▸ Aim: Give the count of lines containing the string "Deltoids", with no other output.

-- Start of Raw data --

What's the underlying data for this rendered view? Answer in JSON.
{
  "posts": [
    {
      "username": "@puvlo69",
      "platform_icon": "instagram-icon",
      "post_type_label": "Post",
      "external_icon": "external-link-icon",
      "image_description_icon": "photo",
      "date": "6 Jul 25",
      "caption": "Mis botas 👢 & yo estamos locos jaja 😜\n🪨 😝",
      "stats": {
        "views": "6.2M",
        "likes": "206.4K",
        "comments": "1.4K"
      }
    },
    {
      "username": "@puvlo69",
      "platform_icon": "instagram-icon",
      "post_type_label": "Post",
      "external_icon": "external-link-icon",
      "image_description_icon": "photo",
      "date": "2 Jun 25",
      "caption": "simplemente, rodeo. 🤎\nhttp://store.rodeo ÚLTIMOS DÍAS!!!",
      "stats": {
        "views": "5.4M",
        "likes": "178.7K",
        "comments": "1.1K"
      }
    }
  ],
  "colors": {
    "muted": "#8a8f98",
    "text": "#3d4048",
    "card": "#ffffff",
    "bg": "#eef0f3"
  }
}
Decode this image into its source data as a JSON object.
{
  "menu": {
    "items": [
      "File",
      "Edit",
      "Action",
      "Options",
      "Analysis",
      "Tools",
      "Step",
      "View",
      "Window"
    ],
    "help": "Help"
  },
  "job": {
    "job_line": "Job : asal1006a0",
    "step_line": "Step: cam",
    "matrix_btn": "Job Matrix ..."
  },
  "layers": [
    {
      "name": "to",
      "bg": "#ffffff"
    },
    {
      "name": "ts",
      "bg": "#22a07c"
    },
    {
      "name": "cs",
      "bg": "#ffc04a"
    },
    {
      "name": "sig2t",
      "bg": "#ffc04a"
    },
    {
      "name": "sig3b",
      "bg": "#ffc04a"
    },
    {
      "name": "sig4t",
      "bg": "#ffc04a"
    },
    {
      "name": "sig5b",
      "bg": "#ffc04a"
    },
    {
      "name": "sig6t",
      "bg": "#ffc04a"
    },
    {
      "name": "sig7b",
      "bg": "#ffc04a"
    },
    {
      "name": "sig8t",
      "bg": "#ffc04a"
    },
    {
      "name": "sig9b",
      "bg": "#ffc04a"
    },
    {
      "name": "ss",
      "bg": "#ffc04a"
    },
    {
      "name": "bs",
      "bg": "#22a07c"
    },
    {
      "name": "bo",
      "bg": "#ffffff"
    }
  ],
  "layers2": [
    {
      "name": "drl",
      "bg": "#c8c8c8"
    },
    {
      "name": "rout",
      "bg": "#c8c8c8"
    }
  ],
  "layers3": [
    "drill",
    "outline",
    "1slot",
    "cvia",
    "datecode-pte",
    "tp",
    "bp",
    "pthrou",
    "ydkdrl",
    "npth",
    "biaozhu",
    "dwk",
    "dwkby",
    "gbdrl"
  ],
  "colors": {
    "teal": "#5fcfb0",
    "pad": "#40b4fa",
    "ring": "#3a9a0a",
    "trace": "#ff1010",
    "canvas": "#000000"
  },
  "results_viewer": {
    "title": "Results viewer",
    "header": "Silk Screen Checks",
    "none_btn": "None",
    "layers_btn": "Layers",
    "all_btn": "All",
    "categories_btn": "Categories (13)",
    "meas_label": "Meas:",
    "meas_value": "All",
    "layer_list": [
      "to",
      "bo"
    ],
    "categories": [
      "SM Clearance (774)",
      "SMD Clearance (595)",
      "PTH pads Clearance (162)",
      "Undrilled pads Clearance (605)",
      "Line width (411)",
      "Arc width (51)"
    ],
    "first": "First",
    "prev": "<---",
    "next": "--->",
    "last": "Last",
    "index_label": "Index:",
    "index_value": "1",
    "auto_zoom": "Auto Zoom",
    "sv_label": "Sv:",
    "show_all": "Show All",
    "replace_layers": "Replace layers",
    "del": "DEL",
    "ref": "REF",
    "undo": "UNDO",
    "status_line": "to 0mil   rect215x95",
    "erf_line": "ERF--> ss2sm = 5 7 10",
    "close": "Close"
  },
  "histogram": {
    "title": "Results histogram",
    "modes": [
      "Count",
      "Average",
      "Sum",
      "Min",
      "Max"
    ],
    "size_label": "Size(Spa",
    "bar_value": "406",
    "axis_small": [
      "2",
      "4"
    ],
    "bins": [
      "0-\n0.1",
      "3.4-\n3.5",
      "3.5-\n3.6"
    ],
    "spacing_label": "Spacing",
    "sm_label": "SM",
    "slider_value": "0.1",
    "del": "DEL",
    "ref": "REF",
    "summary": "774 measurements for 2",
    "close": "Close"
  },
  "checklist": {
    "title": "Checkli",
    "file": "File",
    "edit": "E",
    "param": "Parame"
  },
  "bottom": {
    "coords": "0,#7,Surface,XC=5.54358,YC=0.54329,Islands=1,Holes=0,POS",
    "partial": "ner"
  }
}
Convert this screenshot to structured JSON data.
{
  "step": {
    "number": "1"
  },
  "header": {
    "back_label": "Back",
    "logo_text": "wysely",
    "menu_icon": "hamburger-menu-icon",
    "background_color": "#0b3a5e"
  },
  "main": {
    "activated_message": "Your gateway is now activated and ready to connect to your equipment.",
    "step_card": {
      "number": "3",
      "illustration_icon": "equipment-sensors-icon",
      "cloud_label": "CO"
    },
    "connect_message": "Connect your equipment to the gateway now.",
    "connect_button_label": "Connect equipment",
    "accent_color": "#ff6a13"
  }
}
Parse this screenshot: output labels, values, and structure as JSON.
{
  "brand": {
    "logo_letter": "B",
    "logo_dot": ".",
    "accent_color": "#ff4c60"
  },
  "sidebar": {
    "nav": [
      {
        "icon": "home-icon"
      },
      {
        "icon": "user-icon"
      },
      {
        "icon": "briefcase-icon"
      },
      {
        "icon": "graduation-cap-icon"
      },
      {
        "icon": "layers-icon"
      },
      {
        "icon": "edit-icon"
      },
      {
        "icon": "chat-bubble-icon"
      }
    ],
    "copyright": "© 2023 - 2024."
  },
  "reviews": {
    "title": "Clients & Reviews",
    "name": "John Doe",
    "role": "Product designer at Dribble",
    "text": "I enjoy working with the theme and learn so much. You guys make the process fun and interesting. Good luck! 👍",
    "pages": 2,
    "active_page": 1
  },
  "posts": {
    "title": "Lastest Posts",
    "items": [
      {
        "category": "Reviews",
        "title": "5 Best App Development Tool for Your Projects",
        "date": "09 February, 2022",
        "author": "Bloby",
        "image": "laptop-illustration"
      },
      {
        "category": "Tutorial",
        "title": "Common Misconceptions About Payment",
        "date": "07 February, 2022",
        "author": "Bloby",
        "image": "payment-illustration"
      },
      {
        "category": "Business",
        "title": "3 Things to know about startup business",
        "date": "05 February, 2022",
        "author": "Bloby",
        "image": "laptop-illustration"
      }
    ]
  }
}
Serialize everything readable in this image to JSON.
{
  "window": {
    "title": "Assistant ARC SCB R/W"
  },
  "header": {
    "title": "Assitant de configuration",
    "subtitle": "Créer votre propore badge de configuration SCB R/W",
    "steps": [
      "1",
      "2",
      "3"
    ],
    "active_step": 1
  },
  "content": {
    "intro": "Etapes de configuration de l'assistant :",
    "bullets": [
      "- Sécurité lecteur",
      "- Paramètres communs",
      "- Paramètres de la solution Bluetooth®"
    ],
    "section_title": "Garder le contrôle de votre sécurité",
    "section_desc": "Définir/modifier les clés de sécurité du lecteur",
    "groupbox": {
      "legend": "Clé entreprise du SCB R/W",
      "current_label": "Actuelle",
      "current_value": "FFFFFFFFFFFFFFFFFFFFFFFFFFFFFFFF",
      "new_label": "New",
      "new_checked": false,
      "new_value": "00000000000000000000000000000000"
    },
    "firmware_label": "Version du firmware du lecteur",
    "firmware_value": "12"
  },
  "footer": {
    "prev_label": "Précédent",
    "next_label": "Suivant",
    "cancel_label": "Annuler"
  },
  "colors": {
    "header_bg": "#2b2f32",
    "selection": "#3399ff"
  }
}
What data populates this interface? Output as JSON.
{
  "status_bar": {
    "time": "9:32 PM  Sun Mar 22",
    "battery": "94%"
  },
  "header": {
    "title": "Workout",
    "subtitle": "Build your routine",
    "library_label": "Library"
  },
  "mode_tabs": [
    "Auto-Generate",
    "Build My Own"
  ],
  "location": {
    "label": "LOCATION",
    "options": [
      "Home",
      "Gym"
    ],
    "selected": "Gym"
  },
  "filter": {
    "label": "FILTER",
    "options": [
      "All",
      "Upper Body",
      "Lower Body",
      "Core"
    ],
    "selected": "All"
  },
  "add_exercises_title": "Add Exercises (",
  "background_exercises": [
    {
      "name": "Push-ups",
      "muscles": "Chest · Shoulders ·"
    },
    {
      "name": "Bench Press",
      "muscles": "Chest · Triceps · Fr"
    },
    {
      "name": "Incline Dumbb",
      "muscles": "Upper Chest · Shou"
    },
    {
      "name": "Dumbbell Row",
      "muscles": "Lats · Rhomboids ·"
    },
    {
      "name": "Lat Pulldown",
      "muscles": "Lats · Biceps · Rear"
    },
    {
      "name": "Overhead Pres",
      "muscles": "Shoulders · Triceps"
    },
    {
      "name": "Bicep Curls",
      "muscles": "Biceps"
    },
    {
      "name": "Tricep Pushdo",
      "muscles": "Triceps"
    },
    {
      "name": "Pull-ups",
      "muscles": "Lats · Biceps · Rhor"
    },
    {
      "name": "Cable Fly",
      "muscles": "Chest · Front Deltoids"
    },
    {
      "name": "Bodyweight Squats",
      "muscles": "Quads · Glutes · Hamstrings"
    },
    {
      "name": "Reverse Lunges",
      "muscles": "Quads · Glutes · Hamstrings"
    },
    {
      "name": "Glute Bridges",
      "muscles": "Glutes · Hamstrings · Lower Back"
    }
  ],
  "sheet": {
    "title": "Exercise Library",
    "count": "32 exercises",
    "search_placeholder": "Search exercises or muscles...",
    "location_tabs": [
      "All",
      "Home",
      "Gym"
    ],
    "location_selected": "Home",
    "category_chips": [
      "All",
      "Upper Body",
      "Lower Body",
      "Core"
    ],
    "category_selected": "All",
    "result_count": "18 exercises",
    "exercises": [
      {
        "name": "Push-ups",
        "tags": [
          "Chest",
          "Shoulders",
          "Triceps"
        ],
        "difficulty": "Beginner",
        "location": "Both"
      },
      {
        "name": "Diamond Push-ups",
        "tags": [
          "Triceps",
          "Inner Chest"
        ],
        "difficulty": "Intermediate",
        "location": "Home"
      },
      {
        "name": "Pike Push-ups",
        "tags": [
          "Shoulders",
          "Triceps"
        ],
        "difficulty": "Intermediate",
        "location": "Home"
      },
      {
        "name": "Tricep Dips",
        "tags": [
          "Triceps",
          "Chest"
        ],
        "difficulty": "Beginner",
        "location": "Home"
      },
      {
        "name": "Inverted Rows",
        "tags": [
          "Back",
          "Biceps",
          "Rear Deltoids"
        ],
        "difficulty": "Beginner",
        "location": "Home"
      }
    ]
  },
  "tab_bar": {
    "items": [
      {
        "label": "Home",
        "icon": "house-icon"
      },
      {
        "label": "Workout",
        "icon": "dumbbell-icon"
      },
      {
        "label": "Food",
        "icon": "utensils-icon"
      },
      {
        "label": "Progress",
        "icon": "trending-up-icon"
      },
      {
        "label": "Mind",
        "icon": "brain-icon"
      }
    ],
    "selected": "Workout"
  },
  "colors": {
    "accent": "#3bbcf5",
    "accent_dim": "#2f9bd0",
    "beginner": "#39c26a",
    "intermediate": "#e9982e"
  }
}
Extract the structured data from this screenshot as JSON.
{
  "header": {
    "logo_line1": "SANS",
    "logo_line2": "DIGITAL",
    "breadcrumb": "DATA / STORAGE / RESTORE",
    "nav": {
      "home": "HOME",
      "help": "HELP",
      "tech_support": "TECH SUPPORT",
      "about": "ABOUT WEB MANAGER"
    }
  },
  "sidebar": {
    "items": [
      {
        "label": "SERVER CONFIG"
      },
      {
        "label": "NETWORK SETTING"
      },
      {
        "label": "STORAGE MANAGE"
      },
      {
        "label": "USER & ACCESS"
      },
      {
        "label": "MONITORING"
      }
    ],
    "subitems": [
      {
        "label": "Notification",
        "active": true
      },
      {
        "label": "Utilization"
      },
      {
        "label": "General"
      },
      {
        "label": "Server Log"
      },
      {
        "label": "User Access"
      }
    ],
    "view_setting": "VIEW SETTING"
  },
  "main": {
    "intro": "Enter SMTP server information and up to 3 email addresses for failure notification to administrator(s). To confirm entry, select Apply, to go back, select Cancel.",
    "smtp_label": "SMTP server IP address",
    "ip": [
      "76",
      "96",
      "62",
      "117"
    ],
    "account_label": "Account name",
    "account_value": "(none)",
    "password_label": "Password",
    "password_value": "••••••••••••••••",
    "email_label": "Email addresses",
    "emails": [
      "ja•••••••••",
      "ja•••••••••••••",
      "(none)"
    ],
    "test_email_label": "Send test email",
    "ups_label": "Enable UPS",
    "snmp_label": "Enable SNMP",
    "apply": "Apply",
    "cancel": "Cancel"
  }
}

-- End of Raw data --

▸ Right answer: 2